-- BEGIN --

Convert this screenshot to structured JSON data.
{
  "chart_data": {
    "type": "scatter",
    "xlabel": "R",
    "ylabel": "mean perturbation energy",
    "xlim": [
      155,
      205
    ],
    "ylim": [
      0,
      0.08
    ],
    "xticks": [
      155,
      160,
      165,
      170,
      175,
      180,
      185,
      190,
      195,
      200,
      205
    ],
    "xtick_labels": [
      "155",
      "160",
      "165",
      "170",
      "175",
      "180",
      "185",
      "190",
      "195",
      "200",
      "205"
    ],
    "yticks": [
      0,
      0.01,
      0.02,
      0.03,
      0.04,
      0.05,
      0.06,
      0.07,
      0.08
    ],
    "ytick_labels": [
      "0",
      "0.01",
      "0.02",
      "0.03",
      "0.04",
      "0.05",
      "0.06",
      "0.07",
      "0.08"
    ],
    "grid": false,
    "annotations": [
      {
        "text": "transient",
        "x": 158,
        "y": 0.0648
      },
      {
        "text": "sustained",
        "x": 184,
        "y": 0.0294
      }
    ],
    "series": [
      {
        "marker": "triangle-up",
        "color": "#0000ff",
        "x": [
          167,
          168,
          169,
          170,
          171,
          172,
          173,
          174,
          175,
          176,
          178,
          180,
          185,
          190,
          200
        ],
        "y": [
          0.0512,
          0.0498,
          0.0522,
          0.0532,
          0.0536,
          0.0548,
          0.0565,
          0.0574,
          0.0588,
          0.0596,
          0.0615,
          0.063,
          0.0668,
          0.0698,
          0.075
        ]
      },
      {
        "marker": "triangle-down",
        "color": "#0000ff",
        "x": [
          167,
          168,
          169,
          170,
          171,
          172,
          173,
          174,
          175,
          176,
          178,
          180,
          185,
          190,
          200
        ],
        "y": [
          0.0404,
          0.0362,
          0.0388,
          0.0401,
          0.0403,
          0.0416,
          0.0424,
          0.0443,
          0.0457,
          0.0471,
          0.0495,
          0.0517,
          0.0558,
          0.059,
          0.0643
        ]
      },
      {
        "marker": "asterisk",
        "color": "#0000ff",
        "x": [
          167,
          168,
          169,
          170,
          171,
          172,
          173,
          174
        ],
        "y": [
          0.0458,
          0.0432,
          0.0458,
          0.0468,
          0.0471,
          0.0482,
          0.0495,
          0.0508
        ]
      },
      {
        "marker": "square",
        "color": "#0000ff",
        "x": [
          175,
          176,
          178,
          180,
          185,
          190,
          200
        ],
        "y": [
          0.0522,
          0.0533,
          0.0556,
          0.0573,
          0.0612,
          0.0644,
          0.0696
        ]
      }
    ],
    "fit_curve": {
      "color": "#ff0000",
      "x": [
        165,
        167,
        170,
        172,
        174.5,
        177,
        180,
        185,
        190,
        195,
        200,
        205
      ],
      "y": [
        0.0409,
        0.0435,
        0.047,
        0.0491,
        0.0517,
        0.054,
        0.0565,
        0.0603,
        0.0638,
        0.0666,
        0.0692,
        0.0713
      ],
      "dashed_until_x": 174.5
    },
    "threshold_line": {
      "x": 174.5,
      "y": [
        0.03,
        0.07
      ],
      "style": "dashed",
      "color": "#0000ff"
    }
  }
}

-- END --

# WHAT TO WORK ON
From the data above, extract every line in its exact form.

# FINISHED TASK
Convert this screenshot to structured JSON data.
{
  "chart_data": {
    "type": "scatter",
    "xlabel": "R",
    "ylabel": "mean perturbation energy",
    "xlim": [
      155,
      205
    ],
    "ylim": [
      0,
      0.08
    ],
    "xticks": [
      155,
      160,
      165,
      170,
      175,
      180,
      185,
      190,
      195,
      200,
      205
    ],
    "xtick_labels": [
      "155",
      "160",
      "165",
      "170",
      "175",
      "180",
      "185",
      "190",
      "195",
      "200",
      "205"
    ],
    "yticks": [
      0,
      0.01,
      0.02,
      0.03,
      0.04,
      0.05,
      0.06,
      0.07,
      0.08
    ],
    "ytick_labels": [
      "0",
      "0.01",
      "0.02",
      "0.03",
      "0.04",
      "0.05",
      "0.06",
      "0.07",
      "0.08"
    ],
    "grid": false,
    "annotations": [
      {
        "text": "transient",
        "x": 158,
        "y": 0.0648
      },
      {
        "text": "sustained",
        "x": 184,
        "y": 0.0294
      }
    ],
    "series": [
      {
        "marker": "triangle-up",
        "color": "#0000ff",
        "x": [
          167,
          168,
          169,
          170,
          171,
          172,
          173,
          174,
          175,
          176,
          178,
          180,
          185,
          190,
          200
        ],
        "y": [
          0.0512,
          0.0498,
          0.0522,
          0.0532,
          0.0536,
          0.0548,
          0.0565,
          0.0574,
          0.0588,
          0.0596,
          0.0615,
          0.063,
          0.0668,
          0.0698,
          0.075
        ]
      },
      {
        "marker": "triangle-down",
        "color": "#0000ff",
        "x": [
          167,
          168,
          169,
          170,
          171,
          172,
          173,
          174,
          175,
          176,
          178,
          180,
          185,
          190,
          200
        ],
        "y": [
          0.0404,
          0.0362,
          0.0388,
          0.0401,
          0.0403,
          0.0416,
          0.0424,
          0.0443,
          0.0457,
          0.0471,
          0.0495,
          0.0517,
          0.0558,
          0.059,
          0.0643
        ]
      },
      {
        "marker": "asterisk",
        "color": "#0000ff",
        "x": [
          167,
          168,
          169,
          170,
          171,
          172,
          173,
          174
        ],
        "y": [
          0.0458,
          0.0432,
          0.0458,
          0.0468,
          0.0471,
          0.0482,
          0.0495,
          0.0508
        ]
      },
      {
        "marker": "square",
        "color": "#0000ff",
        "x": [
          175,
          176,
          178,
          180,
          185,
          190,
          200
        ],
        "y": [
          0.0522,
          0.0533,
          0.0556,
          0.0573,
          0.0612,
          0.0644,
          0.0696
        ]
      }
    ],
    "fit_curve": {
      "color": "#ff0000",
      "x": [
        165,
        167,
        170,
        172,
        174.5,
        177,
        180,
        185,
        190,
        195,
        200,
        205
      ],
      "y": [
        0.0409,
        0.0435,
        0.047,
        0.0491,
        0.0517,
        0.054,
        0.0565,
        0.0603,
        0.0638,
        0.0666,
        0.0692,
        0.0713
      ],
      "dashed_until_x": 174.5
    },
    "threshold_line": {
      "x": 174.5,
      "y": [
        0.03,
        0.07
      ],
      "style": "dashed",
      "color": "#0000ff"
    }
  }
}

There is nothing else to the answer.